> [Problème posé]
Résumez en deux phrases, s'il vous plaît, le passage fourni sur les Assises de l'Éducation à Rodrigues.

> [Passage fourni]
######

Les 26 et 27 mai, Rodrigues accueillera une nouvelle édition des Assises de l’Éducation, un rendez-vous crucial pour repenser l’école à l’échelle de l’île. En écho aux travaux amorcés en 2019, cette rencontre offrira un espace de réflexion collective sur les limites persistantes du système éducatif, encore trop rigide pour répondre à la diversité des profils d’élèves. L’ambition est claire : faire de l’éducation un levier de développement humain, social et économique, en l’adaptant aux réalités et aux potentiels de chaque jeune Rodriguais. Le système actuel, encore largement linéaire et académique, montre aujourd’hui ses limites. Les résultats du dernier National Certificate of Education en sont un indicateur alarmant : près de 42,4% des élèves n’ont pas réussi les examens. Le taux chute même à 3,3% de réussite dans l’ancien Extended Stream (actuel Foundation Programme in Literacy, Numeracy and Skills), révélant un système inadapté aux élèves en difficulté d’apprentissage. Ce constat appelle une réforme structurelle urgente.
De nombreux pédagogues défendent la mise en place d’un modèle hybride d’apprentissage, reposant sur trois piliers : un tronc académique solide pour ceux à l’aise dans les matières classiques ; une filière vocationnelle valorisant les aptitudes techniques, artistiques ou manuelles ; et un volet numérique axé sur les compétences d’avenir comme le codage, la robotique ou le design. L’objectif est de construire des parcours adaptés, motivants et durables pour tous les élèves. Mais la transformation ne doit pas se limiter aux contenus pédagogiques. L’école doit aussi être un lieu d’épanouissement personnel. Des programmes axés sur les life skills — gestion des émotions, respect d’autrui, esprit d’équipe, leadership — sont envisagés pour former des jeunes équilibrés, responsables et mieux préparés aux défis du monde moderne.
Andy Louis, enseignant :
« Nous avons besoin de qualité »
De son côté, Andy Louis, enseignant du primaire et syndicaliste au sein de la branche rodriguaise de la Government Teachers Union (GTU), plaide en ce sens pour une éducation holistique : « À l’heure où nous réclamons une éducation holistique, nous avons besoin d’un système axé sur la qualité, et non sur la quantité, notamment à travers un curriculum surchargé. La qualité est essentielle si nous voulons promouvoir des valeurs et intégrer les life skills dans l’apprentissage scolaire. » Il appelle aussi à une réflexion sincère sur la finalité de l’école, rejetant une approche centrée uniquement sur l’accumulation de savoirs académiques. Pour lui, la réussite éducative passe par un équilibre entre contenus théoriques, compétences pratiques et développement personnel.
Andy Louis compte également interpeller les autorités sur les disparités persistantes entre les enseignants de Rodrigues et leurs homologues mauriciens. « Les éducateurs de l’île doivent pouvoir bénéficier des mêmes facilités logistiques, des mêmes opportunités de formation continue et d’un encadrement équivalent pour assurer un enseignement de qualité. À titre d’exemple, les Supply Teachers ne travaillent pas dans les mêmes conditions qu’à Maurice. » Il insiste aussi pour que les enseignants soient pleinement intégrés au processus décisionnel lors de ces Assises : « Les enseignants doivent être des acteurs à part entière dans la transformation du système éducatif. Leur expérience du terrain est essentielle pour que les propositions issues des Assises soient réellement efficaces. »

######

> [Données sources]
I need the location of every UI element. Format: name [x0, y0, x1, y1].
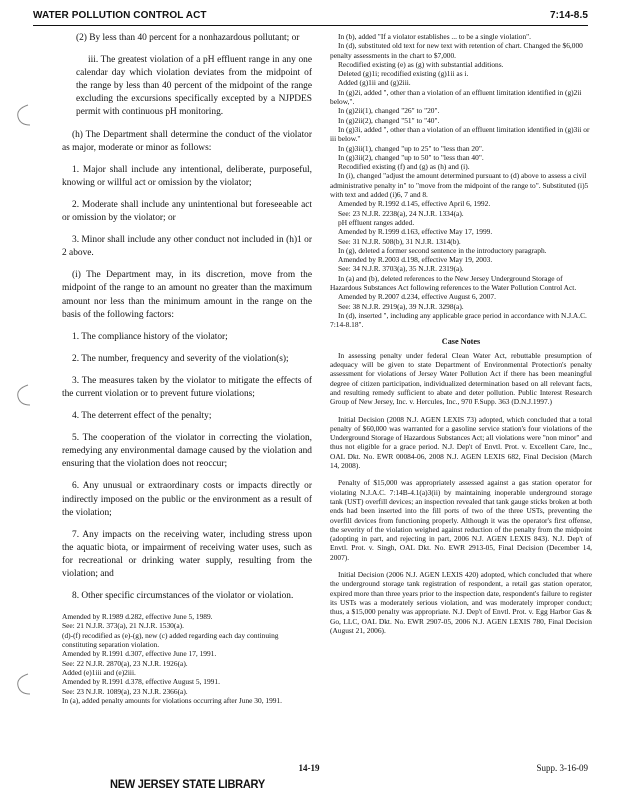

######

> [Résultat obtenu]
Les 26 et 27 mai, Rodrigues accueillera les Assises de l'Éducation pour repenser un système éducatif encore trop rigide, dont les limites se voient dans le dernier National Certificate of Education, où près de 42,4 % des élèves n'ont pas réussi les examens. De nombreux pédagogues défendent un modèle hybride associant tronc académique, filière vocationnelle et volet numérique, tandis que l'enseignant Andy Louis réclame une éducation axée sur la qualité, les mêmes conditions que pour les enseignants mauriciens et la pleine intégration des enseignants au processus décisionnel.